=== Given text ===
Extended Data Fig. 1: A Single Nucleotide Polymorphism (SNP) assay using minor groove binder (MGB)-based TaqMan probes for detecting wild-type (A388) or mutant (V388) genes in various conditions.

A SNP assay was developed for detecting wild-type (A388) or mutant (V388) HA genes in various conditions utilizing a set of Minor Groove Binder (MGB)-based TaqMan probes: VIC-labeled probe detecting the wild-type (A388) and a FAM-labeled probe detecting the mutant (V388). The SNP assay was validated using a mixed viral genome from the 2009 H1N1pdm wild-type (A388) and the mutant (V388) viruses. Viral RNA was mixed in varying ratios from 10:0 (0% mutant virus) to 0:10 (100% mutant virus). For the validation of two-step SNP assay for analyzing nasal wash samples from the human challenge study, mixed viral RNA was diluted to represent varying viral loads of (a) 10^5.5 TCID₅₀/ml, (b) 10^4.0 TCID₅₀/ml, and (c) 10^3.0 TCID₅₀/ml. Prepared viral RNA was analyzed by the two-step SNP assay (see Methods). Blue and red bars indicate the ∆Rn value of wild-type and mutant virus, respectively. Graphs show mean ∆Rn value and standard deviation from 4 independent experiments (a-c, n = 4). For the validation of one-step SNP assay used to analyze selection dynamics in vitro, mixed viral RNA was diluted to represent varying viral loads of (d) 10^7.0 TCID₅₀/ml, (e) 10^5.5 TCID₅₀/ml, and (f) 10^4.0 TCID₅₀/ml. Prepared viral RNA was analyzed by the one-step SNP assay (see Methods). Blue bars indicate the threshold cycle (Ct) values representing the amount of wild-type (A388) virus. Red bars represent the amount of mutant (V388) virus. Graphs show mean Ct value and standard deviation from 3 independent experiments (d-f, n = 3). Results show that the SNP assay reliably detects minor population, either wild-type or mutant, existing as low as 10% across the various viral loads.

=== Exercises ===
**A.** Answer these questions using the figure legend above:
(i) Which dye labels the probe that detects the wild-type (A388)?
(ii) What range of ratios was used when mixing the viral RNA?
(iii) How many independent experiments underlie the graphs in panels d through f?
**B.** From the figure legend above, extract the passage from "Extended Data Fig." up to and including "in various conditions.", reproducing it word for word.

=== Listed records ===
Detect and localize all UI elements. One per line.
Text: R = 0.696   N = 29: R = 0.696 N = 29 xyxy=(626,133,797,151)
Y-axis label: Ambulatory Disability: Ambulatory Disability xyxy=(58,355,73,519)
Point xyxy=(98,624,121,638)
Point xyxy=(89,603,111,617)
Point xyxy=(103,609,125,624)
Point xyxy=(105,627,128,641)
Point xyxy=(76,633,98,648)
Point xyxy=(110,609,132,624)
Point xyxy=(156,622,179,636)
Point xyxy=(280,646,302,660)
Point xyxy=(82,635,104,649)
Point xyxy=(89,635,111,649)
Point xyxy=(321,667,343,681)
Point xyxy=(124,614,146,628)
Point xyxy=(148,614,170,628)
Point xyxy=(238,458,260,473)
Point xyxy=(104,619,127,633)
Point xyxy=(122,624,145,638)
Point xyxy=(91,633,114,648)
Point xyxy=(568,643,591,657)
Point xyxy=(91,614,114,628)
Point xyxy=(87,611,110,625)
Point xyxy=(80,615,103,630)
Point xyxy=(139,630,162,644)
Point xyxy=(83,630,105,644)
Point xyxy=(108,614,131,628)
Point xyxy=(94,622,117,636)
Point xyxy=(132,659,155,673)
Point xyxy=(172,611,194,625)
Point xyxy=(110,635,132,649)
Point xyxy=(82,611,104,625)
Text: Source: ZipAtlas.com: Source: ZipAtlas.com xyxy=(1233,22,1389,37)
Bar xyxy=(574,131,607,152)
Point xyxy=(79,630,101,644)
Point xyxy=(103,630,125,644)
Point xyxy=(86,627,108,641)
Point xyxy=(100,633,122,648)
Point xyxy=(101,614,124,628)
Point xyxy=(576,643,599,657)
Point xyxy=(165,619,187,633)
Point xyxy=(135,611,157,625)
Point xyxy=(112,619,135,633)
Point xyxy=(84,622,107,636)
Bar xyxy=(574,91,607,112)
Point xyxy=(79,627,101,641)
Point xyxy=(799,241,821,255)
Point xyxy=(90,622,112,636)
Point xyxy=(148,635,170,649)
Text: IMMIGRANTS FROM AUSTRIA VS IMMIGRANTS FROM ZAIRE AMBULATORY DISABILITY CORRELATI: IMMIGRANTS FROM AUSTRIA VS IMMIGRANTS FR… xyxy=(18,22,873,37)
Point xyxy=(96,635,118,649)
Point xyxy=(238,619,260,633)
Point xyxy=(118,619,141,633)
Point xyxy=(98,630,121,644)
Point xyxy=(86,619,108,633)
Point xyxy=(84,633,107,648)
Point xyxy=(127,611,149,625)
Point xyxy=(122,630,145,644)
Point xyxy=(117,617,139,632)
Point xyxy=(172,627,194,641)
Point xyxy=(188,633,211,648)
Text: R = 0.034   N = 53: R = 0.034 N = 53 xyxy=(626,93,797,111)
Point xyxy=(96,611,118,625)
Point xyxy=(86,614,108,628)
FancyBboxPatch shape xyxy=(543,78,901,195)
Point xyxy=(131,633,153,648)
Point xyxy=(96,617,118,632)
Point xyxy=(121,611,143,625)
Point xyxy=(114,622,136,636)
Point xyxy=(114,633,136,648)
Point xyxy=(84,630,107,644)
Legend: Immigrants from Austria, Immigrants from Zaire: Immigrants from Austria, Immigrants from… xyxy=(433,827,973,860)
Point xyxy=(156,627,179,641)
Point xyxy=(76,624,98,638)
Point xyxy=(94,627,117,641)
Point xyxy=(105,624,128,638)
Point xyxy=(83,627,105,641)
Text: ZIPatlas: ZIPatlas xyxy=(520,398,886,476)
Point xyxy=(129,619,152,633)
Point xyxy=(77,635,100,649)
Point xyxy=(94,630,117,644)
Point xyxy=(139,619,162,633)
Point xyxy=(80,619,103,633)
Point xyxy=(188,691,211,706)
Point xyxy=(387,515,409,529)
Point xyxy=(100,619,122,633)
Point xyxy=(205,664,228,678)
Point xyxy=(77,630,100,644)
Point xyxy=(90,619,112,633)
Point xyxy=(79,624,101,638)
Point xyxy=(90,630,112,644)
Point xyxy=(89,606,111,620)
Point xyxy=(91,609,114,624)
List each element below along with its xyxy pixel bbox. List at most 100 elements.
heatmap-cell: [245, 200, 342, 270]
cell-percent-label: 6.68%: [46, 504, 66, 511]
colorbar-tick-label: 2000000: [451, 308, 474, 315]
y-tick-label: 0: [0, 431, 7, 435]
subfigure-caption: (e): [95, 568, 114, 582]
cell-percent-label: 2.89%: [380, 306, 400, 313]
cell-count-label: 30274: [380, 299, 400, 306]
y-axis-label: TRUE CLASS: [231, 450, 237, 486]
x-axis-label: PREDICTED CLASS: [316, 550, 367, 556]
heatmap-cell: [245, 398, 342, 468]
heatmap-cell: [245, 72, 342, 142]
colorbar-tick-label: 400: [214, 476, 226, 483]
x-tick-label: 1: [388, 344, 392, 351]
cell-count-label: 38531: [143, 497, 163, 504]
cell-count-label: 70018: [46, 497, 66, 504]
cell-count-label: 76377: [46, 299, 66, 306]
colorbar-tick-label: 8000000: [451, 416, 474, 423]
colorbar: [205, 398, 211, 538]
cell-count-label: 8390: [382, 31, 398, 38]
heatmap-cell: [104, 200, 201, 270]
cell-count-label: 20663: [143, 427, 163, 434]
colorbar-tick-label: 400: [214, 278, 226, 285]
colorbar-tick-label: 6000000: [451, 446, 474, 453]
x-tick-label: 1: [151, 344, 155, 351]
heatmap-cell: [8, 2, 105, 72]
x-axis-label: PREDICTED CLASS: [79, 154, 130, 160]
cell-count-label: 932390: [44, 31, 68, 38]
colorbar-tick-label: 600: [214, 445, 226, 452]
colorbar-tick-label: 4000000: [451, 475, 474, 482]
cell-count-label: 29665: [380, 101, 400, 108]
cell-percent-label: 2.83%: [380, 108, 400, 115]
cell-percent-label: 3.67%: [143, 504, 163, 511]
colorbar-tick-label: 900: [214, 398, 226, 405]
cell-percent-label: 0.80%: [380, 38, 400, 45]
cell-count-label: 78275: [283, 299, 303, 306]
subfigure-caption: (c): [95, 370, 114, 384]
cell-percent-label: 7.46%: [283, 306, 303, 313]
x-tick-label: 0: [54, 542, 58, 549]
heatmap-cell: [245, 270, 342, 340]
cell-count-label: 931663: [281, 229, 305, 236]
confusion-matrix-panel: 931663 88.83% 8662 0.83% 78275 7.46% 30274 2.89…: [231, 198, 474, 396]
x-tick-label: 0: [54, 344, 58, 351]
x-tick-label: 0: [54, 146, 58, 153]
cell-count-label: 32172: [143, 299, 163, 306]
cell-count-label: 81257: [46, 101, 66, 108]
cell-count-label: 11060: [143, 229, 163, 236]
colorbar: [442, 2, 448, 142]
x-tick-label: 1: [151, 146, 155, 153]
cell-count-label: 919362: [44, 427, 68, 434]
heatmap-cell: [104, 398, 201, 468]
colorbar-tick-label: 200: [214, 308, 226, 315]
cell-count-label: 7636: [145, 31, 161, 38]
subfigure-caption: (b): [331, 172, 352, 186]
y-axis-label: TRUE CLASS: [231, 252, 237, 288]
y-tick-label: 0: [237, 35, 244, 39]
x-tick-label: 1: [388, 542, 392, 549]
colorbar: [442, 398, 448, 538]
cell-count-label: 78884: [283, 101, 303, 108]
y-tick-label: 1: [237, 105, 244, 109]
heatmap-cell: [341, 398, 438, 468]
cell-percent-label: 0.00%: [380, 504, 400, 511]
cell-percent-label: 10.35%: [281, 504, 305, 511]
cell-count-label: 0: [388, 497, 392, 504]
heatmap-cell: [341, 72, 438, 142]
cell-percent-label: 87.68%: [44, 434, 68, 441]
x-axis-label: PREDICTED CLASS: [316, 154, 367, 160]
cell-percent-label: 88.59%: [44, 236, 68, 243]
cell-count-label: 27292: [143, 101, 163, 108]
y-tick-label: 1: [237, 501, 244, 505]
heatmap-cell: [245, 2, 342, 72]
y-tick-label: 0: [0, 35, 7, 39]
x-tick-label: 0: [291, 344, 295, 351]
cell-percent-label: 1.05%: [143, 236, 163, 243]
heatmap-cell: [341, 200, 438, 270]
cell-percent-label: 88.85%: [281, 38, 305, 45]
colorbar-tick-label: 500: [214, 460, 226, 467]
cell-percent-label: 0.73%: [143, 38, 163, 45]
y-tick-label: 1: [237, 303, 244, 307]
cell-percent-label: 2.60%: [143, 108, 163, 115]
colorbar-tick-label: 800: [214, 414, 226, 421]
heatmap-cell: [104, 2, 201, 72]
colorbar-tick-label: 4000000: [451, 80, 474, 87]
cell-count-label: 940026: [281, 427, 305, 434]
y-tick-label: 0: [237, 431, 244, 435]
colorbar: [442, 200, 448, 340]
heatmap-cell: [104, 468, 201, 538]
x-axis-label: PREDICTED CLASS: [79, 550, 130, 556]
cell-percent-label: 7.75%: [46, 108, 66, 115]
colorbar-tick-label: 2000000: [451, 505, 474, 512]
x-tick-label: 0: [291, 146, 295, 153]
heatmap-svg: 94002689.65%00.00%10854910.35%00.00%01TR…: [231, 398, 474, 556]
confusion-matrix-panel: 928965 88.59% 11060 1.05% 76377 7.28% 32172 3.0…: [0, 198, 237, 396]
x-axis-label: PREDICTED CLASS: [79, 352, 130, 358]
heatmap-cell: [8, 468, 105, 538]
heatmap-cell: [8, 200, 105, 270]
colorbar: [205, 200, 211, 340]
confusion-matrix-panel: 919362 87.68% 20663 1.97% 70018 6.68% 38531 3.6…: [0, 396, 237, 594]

=== Solved problems ===
**A.**
(i) VIC
(ii) From 10:0 (0% mutant virus) to 0:10 (100% mutant virus)
(iii) Three (n = 3)

**B.**
Extended Data Fig. 1: A Single Nucleotide Polymorphism (SNP) assay using minor groove binder (MGB)-based TaqMan probes for detecting wild-type (A388) or mutant (V388) genes in various conditions.